__INPUT FOR THIS TASK__
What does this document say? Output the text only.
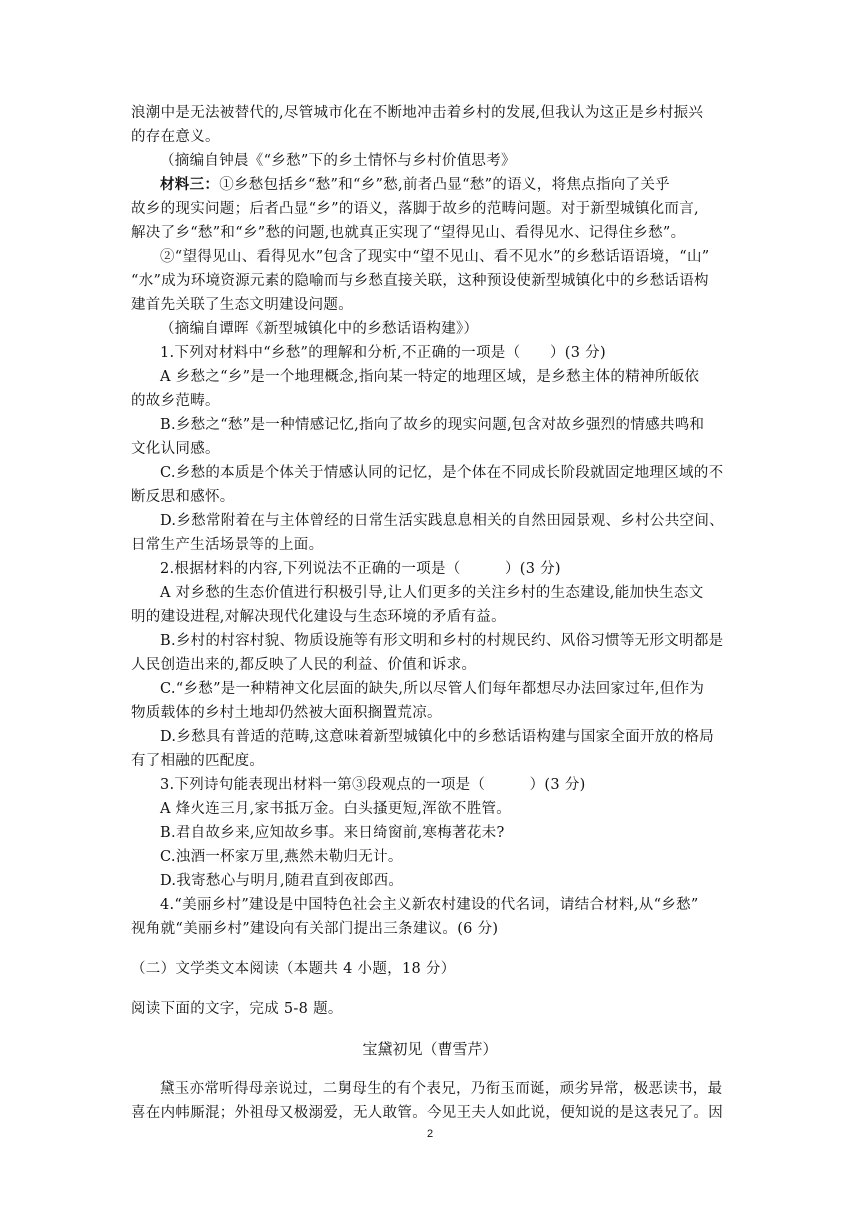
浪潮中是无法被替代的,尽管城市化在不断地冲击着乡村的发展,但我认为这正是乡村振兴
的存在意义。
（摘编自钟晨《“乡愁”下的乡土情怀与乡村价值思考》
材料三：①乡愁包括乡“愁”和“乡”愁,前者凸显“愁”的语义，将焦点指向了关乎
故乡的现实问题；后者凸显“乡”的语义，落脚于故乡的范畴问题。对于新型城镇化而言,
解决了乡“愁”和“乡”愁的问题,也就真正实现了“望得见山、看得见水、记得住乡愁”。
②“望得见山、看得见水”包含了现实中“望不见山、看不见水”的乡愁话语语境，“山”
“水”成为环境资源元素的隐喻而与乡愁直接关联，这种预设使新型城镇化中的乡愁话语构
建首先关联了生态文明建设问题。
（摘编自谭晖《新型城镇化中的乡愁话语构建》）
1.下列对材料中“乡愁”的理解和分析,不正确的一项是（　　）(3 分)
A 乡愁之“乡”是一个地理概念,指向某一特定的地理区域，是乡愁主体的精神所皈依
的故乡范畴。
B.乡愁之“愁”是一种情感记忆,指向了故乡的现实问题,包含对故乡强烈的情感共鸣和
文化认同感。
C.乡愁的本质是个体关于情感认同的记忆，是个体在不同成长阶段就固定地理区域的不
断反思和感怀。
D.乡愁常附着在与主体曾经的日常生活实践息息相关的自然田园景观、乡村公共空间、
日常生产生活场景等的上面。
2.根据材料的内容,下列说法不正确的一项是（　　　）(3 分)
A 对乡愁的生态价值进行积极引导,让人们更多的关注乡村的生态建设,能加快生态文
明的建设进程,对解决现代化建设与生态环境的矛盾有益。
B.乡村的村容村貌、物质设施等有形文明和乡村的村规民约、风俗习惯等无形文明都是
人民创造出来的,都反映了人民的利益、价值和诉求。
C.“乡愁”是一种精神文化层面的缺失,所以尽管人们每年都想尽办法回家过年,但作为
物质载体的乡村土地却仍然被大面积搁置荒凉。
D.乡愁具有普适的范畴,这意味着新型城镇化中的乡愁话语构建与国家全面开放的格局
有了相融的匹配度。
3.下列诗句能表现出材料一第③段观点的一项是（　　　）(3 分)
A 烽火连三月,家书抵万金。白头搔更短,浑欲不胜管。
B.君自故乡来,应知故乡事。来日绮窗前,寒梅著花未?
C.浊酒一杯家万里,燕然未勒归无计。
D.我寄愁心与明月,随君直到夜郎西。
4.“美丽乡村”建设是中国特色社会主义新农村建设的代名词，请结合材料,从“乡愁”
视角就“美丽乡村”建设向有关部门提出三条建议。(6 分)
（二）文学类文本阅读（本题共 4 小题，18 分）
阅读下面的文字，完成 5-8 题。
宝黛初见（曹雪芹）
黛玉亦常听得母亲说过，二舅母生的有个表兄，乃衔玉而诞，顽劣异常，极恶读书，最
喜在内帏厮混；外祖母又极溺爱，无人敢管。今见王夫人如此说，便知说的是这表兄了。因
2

__BRIEF__
Skip the pictures and print each record exactly as it stands.

__EXERCISE ANSWER__
What does this document say? Output the text only.
浪潮中是无法被替代的,尽管城市化在不断地冲击着乡村的发展,但我认为这正是乡村振兴
的存在意义。
（摘编自钟晨《“乡愁”下的乡土情怀与乡村价值思考》
材料三：①乡愁包括乡“愁”和“乡”愁,前者凸显“愁”的语义，将焦点指向了关乎
故乡的现实问题；后者凸显“乡”的语义，落脚于故乡的范畴问题。对于新型城镇化而言,
解决了乡“愁”和“乡”愁的问题,也就真正实现了“望得见山、看得见水、记得住乡愁”。
②“望得见山、看得见水”包含了现实中“望不见山、看不见水”的乡愁话语语境，“山”
“水”成为环境资源元素的隐喻而与乡愁直接关联，这种预设使新型城镇化中的乡愁话语构
建首先关联了生态文明建设问题。
（摘编自谭晖《新型城镇化中的乡愁话语构建》）
1.下列对材料中“乡愁”的理解和分析,不正确的一项是（　　）(3 分)
A 乡愁之“乡”是一个地理概念,指向某一特定的地理区域，是乡愁主体的精神所皈依
的故乡范畴。
B.乡愁之“愁”是一种情感记忆,指向了故乡的现实问题,包含对故乡强烈的情感共鸣和
文化认同感。
C.乡愁的本质是个体关于情感认同的记忆，是个体在不同成长阶段就固定地理区域的不
断反思和感怀。
D.乡愁常附着在与主体曾经的日常生活实践息息相关的自然田园景观、乡村公共空间、
日常生产生活场景等的上面。
2.根据材料的内容,下列说法不正确的一项是（　　　）(3 分)
A 对乡愁的生态价值进行积极引导,让人们更多的关注乡村的生态建设,能加快生态文
明的建设进程,对解决现代化建设与生态环境的矛盾有益。
B.乡村的村容村貌、物质设施等有形文明和乡村的村规民约、风俗习惯等无形文明都是
人民创造出来的,都反映了人民的利益、价值和诉求。
C.“乡愁”是一种精神文化层面的缺失,所以尽管人们每年都想尽办法回家过年,但作为
物质载体的乡村土地却仍然被大面积搁置荒凉。
D.乡愁具有普适的范畴,这意味着新型城镇化中的乡愁话语构建与国家全面开放的格局
有了相融的匹配度。
3.下列诗句能表现出材料一第③段观点的一项是（　　　）(3 分)
A 烽火连三月,家书抵万金。白头搔更短,浑欲不胜管。
B.君自故乡来,应知故乡事。来日绮窗前,寒梅著花未?
C.浊酒一杯家万里,燕然未勒归无计。
D.我寄愁心与明月,随君直到夜郎西。
4.“美丽乡村”建设是中国特色社会主义新农村建设的代名词，请结合材料,从“乡愁”
视角就“美丽乡村”建设向有关部门提出三条建议。(6 分)
（二）文学类文本阅读（本题共 4 小题，18 分）
阅读下面的文字，完成 5-8 题。
宝黛初见（曹雪芹）
黛玉亦常听得母亲说过，二舅母生的有个表兄，乃衔玉而诞，顽劣异常，极恶读书，最
喜在内帏厮混；外祖母又极溺爱，无人敢管。今见王夫人如此说，便知说的是这表兄了。因
2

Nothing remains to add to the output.